Problem details:
Transcribe every line exactly and omit anything that is a picture.

-- start of Extracted entries --

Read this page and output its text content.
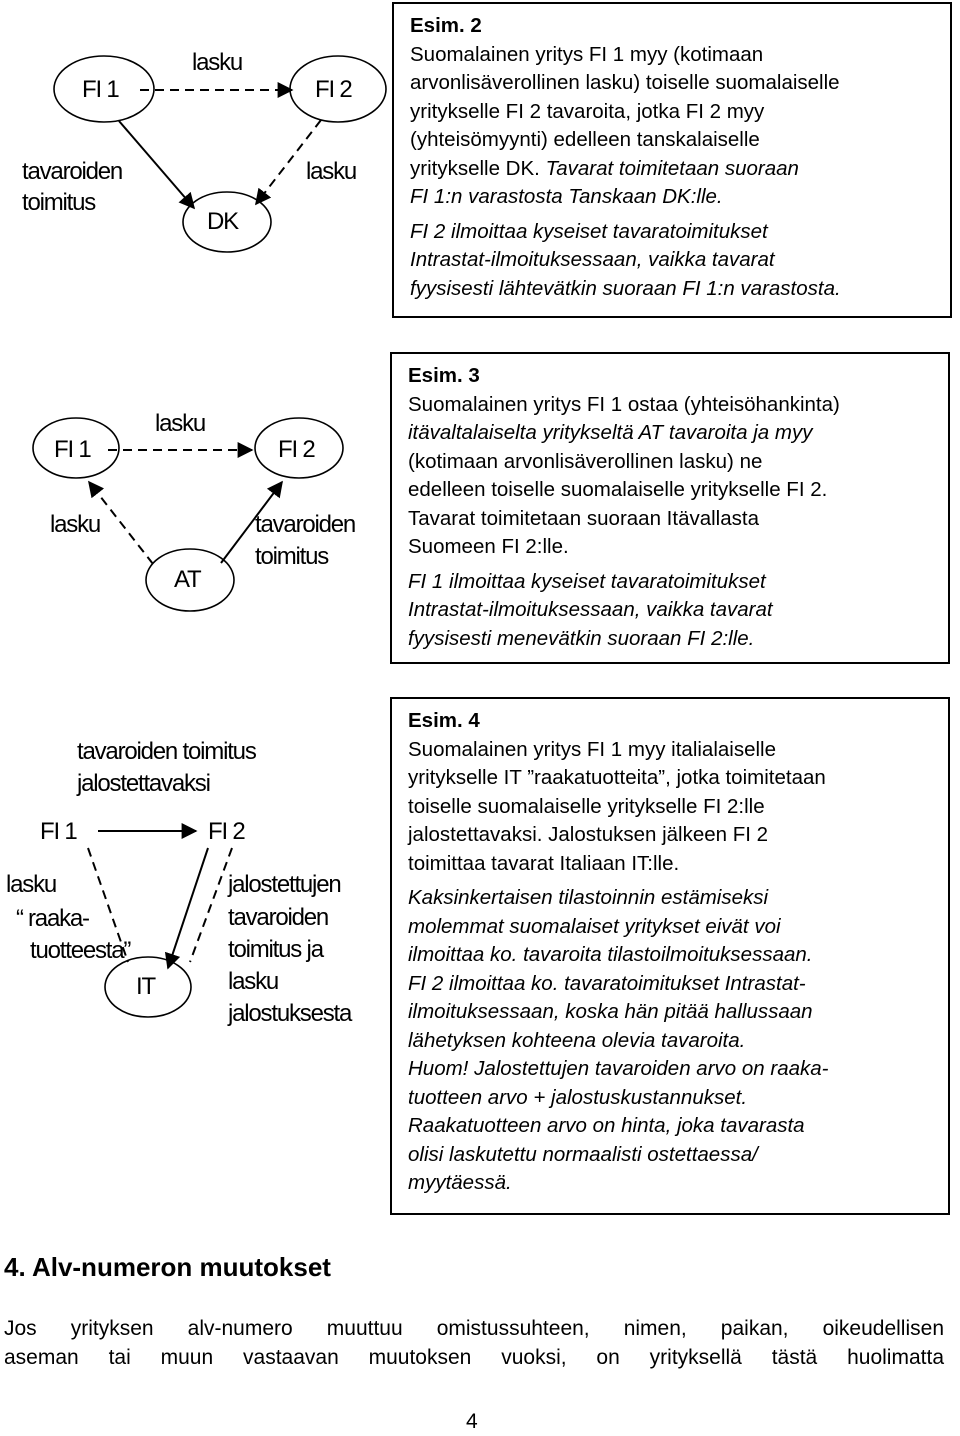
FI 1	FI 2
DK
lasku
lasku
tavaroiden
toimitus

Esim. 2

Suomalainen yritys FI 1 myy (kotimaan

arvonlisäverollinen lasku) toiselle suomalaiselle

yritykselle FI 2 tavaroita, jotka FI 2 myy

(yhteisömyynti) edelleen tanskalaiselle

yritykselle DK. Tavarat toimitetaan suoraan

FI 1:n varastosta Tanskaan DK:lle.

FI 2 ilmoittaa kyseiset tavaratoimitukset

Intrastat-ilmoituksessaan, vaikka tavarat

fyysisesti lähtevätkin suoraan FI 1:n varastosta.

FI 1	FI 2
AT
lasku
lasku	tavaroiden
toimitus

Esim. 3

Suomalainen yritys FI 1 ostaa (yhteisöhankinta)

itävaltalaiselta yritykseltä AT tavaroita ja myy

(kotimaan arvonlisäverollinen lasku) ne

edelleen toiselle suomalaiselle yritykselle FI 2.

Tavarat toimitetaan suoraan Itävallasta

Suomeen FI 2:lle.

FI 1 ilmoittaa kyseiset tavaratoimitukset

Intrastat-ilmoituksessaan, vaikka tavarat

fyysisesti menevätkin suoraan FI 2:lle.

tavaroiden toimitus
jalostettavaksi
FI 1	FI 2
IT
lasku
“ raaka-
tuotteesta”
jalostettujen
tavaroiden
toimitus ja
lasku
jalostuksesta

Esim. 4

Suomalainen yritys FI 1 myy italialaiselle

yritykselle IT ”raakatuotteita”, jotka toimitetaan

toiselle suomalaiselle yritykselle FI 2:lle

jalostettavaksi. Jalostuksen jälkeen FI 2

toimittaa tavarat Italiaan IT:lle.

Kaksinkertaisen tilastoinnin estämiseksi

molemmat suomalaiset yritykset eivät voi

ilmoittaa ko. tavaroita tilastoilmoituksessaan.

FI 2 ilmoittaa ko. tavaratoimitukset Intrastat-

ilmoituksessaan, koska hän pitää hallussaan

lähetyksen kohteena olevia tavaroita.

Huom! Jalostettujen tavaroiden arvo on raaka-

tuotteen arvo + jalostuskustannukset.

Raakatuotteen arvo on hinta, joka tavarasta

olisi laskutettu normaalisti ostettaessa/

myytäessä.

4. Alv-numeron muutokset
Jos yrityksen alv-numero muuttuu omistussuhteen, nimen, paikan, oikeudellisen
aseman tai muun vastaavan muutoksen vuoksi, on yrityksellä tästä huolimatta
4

-- end of Extracted entries --

The solution:
Read this page and output its text content.
FI 1	FI 2
DK
lasku
lasku
tavaroiden
toimitus

Esim. 2

Suomalainen yritys FI 1 myy (kotimaan

arvonlisäverollinen lasku) toiselle suomalaiselle

yritykselle FI 2 tavaroita, jotka FI 2 myy

(yhteisömyynti) edelleen tanskalaiselle

yritykselle DK. Tavarat toimitetaan suoraan

FI 1:n varastosta Tanskaan DK:lle.

FI 2 ilmoittaa kyseiset tavaratoimitukset

Intrastat-ilmoituksessaan, vaikka tavarat

fyysisesti lähtevätkin suoraan FI 1:n varastosta.

FI 1	FI 2
AT
lasku
lasku	tavaroiden
toimitus

Esim. 3

Suomalainen yritys FI 1 ostaa (yhteisöhankinta)

itävaltalaiselta yritykseltä AT tavaroita ja myy

(kotimaan arvonlisäverollinen lasku) ne

edelleen toiselle suomalaiselle yritykselle FI 2.

Tavarat toimitetaan suoraan Itävallasta

Suomeen FI 2:lle.

FI 1 ilmoittaa kyseiset tavaratoimitukset

Intrastat-ilmoituksessaan, vaikka tavarat

fyysisesti menevätkin suoraan FI 2:lle.

tavaroiden toimitus
jalostettavaksi
FI 1	FI 2
IT
lasku
“ raaka-
tuotteesta”
jalostettujen
tavaroiden
toimitus ja
lasku
jalostuksesta

Esim. 4

Suomalainen yritys FI 1 myy italialaiselle

yritykselle IT ”raakatuotteita”, jotka toimitetaan

toiselle suomalaiselle yritykselle FI 2:lle

jalostettavaksi. Jalostuksen jälkeen FI 2

toimittaa tavarat Italiaan IT:lle.

Kaksinkertaisen tilastoinnin estämiseksi

molemmat suomalaiset yritykset eivät voi

ilmoittaa ko. tavaroita tilastoilmoituksessaan.

FI 2 ilmoittaa ko. tavaratoimitukset Intrastat-

ilmoituksessaan, koska hän pitää hallussaan

lähetyksen kohteena olevia tavaroita.

Huom! Jalostettujen tavaroiden arvo on raaka-

tuotteen arvo + jalostuskustannukset.

Raakatuotteen arvo on hinta, joka tavarasta

olisi laskutettu normaalisti ostettaessa/

myytäessä.

4. Alv-numeron muutokset
Jos yrityksen alv-numero muuttuu omistussuhteen, nimen, paikan, oikeudellisen
aseman tai muun vastaavan muutoksen vuoksi, on yrityksellä tästä huolimatta
4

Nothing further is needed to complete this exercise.